WRITTEN INSTRUCTION: Copy out every line exactly, passing over the pictures.

Start of DATA TO PROCESS

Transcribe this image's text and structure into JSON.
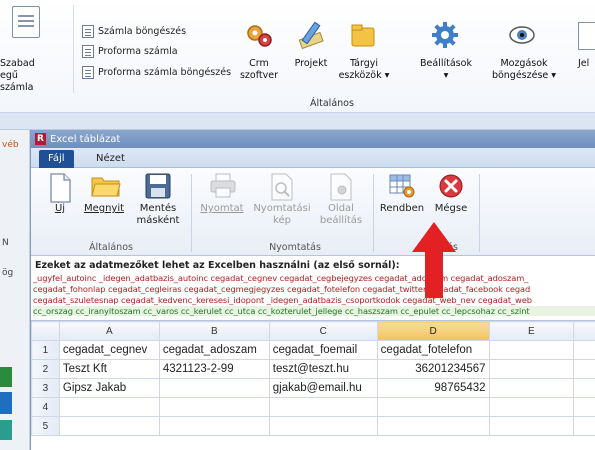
{
  "background_app": {
    "left_button_label_1": "Szabad",
    "left_button_label_2": "egű számla",
    "side_items": [
      "Számla böngészés",
      "Proforma számla",
      "Proforma számla böngészés"
    ],
    "buttons": [
      {
        "label": "Crm\nszoftver",
        "icon": "gears-icon"
      },
      {
        "label": "Projekt",
        "icon": "pencil-ruler-icon"
      },
      {
        "label": "Tárgyi\neszközök ▾",
        "icon": "folder-icon"
      },
      {
        "label": "Beállítások\n▾",
        "icon": "gear-icon"
      },
      {
        "label": "Mozgások\nböngészése ▾",
        "icon": "eye-icon"
      },
      {
        "label": "Jel",
        "icon": "doc-icon"
      }
    ],
    "group_label": "Általános",
    "left_fragments": [
      "véb",
      "ög",
      "N"
    ]
  },
  "excel_window": {
    "title": "Excel táblázat",
    "logo_letter": "R",
    "tabs": [
      "Fájl",
      "Nézet"
    ],
    "ribbon": {
      "buttons": [
        {
          "label": "Új",
          "icon": "new-document-icon",
          "enabled": true
        },
        {
          "label": "Megnyit",
          "icon": "open-folder-icon",
          "enabled": true
        },
        {
          "label": "Mentés\nmásként",
          "icon": "save-icon",
          "enabled": true
        },
        {
          "label": "Nyomtat",
          "icon": "printer-icon",
          "enabled": false
        },
        {
          "label": "Nyomtatási\nkép",
          "icon": "print-preview-icon",
          "enabled": false
        },
        {
          "label": "Oldal\nbeállítás",
          "icon": "page-setup-icon",
          "enabled": false
        },
        {
          "label": "Rendben",
          "icon": "ok-table-icon",
          "enabled": true
        },
        {
          "label": "Mégse",
          "icon": "cancel-icon",
          "enabled": true
        }
      ],
      "groups": [
        "Általános",
        "Nyomtatás",
        "Lépés"
      ]
    },
    "instructions": {
      "heading": "Ezeket az adatmezőket lehet az Excelben használni (az első sornál):",
      "lines": [
        "_ugyfel_autoinc _idegen_adatbazis_autoinc cegadat_cegnev cegadat_cegbejegyzes cegadat_adoszam cegadat_adoszam_",
        "cegadat_fohonlap cegadat_cegleiras cegadat_cegmegjegyzes cegadat_fotelefon cegadat_twitter cegadat_facebook cegad",
        "cegadat_szuletesnap cegadat_kedvenc_keresesi_idopont _idegen_adatbazis_csoportkodok cegadat_web_nev cegadat_web",
        " cc_orszag cc_iranyitoszam cc_varos cc_kerulet cc_utca cc_kozterulet_jellege cc_haszszam cc_epulet cc_lepcsohaz cc_szint"
      ]
    },
    "sheet": {
      "columns": [
        "A",
        "B",
        "C",
        "D",
        "E"
      ],
      "selected_column": "D",
      "rows": [
        {
          "num": "1",
          "cells": [
            "cegadat_cegnev",
            "cegadat_adoszam",
            "cegadat_foemail",
            "cegadat_fotelefon",
            ""
          ]
        },
        {
          "num": "2",
          "cells": [
            "Teszt Kft",
            "4321123-2-99",
            "teszt@teszt.hu",
            "36201234567",
            ""
          ]
        },
        {
          "num": "3",
          "cells": [
            "Gipsz Jakab",
            "",
            "gjakab@email.hu",
            "98765432",
            ""
          ]
        },
        {
          "num": "4",
          "cells": [
            "",
            "",
            "",
            "",
            ""
          ]
        },
        {
          "num": "5",
          "cells": [
            "",
            "",
            "",
            "",
            ""
          ]
        }
      ]
    }
  },
  "colors": {
    "file_tab": "#1f4f94",
    "arrow": "#e32024",
    "selected_header": "#f2c35f"
  }
}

End of DATA TO PROCESS

CORRECT ANSWER:
Transcribe this image's text and structure into JSON.
{
  "background_app": {
    "left_button_label_1": "Szabad",
    "left_button_label_2": "egű számla",
    "side_items": [
      "Számla böngészés",
      "Proforma számla",
      "Proforma számla böngészés"
    ],
    "buttons": [
      {
        "label": "Crm\nszoftver",
        "icon": "gears-icon"
      },
      {
        "label": "Projekt",
        "icon": "pencil-ruler-icon"
      },
      {
        "label": "Tárgyi\neszközök ▾",
        "icon": "folder-icon"
      },
      {
        "label": "Beállítások\n▾",
        "icon": "gear-icon"
      },
      {
        "label": "Mozgások\nböngészése ▾",
        "icon": "eye-icon"
      },
      {
        "label": "Jel",
        "icon": "doc-icon"
      }
    ],
    "group_label": "Általános",
    "left_fragments": [
      "véb",
      "ög",
      "N"
    ]
  },
  "excel_window": {
    "title": "Excel táblázat",
    "logo_letter": "R",
    "tabs": [
      "Fájl",
      "Nézet"
    ],
    "ribbon": {
      "buttons": [
        {
          "label": "Új",
          "icon": "new-document-icon",
          "enabled": true
        },
        {
          "label": "Megnyit",
          "icon": "open-folder-icon",
          "enabled": true
        },
        {
          "label": "Mentés\nmásként",
          "icon": "save-icon",
          "enabled": true
        },
        {
          "label": "Nyomtat",
          "icon": "printer-icon",
          "enabled": false
        },
        {
          "label": "Nyomtatási\nkép",
          "icon": "print-preview-icon",
          "enabled": false
        },
        {
          "label": "Oldal\nbeállítás",
          "icon": "page-setup-icon",
          "enabled": false
        },
        {
          "label": "Rendben",
          "icon": "ok-table-icon",
          "enabled": true
        },
        {
          "label": "Mégse",
          "icon": "cancel-icon",
          "enabled": true
        }
      ],
      "groups": [
        "Általános",
        "Nyomtatás",
        "Lépés"
      ]
    },
    "instructions": {
      "heading": "Ezeket az adatmezőket lehet az Excelben használni (az első sornál):",
      "lines": [
        "_ugyfel_autoinc _idegen_adatbazis_autoinc cegadat_cegnev cegadat_cegbejegyzes cegadat_adoszam cegadat_adoszam_",
        "cegadat_fohonlap cegadat_cegleiras cegadat_cegmegjegyzes cegadat_fotelefon cegadat_twitter cegadat_facebook cegad",
        "cegadat_szuletesnap cegadat_kedvenc_keresesi_idopont _idegen_adatbazis_csoportkodok cegadat_web_nev cegadat_web",
        " cc_orszag cc_iranyitoszam cc_varos cc_kerulet cc_utca cc_kozterulet_jellege cc_haszszam cc_epulet cc_lepcsohaz cc_szint"
      ]
    },
    "sheet": {
      "columns": [
        "A",
        "B",
        "C",
        "D",
        "E"
      ],
      "selected_column": "D",
      "rows": [
        {
          "num": "1",
          "cells": [
            "cegadat_cegnev",
            "cegadat_adoszam",
            "cegadat_foemail",
            "cegadat_fotelefon",
            ""
          ]
        },
        {
          "num": "2",
          "cells": [
            "Teszt Kft",
            "4321123-2-99",
            "teszt@teszt.hu",
            "36201234567",
            ""
          ]
        },
        {
          "num": "3",
          "cells": [
            "Gipsz Jakab",
            "",
            "gjakab@email.hu",
            "98765432",
            ""
          ]
        },
        {
          "num": "4",
          "cells": [
            "",
            "",
            "",
            "",
            ""
          ]
        },
        {
          "num": "5",
          "cells": [
            "",
            "",
            "",
            "",
            ""
          ]
        }
      ]
    }
  },
  "colors": {
    "file_tab": "#1f4f94",
    "arrow": "#e32024",
    "selected_header": "#f2c35f"
  }
}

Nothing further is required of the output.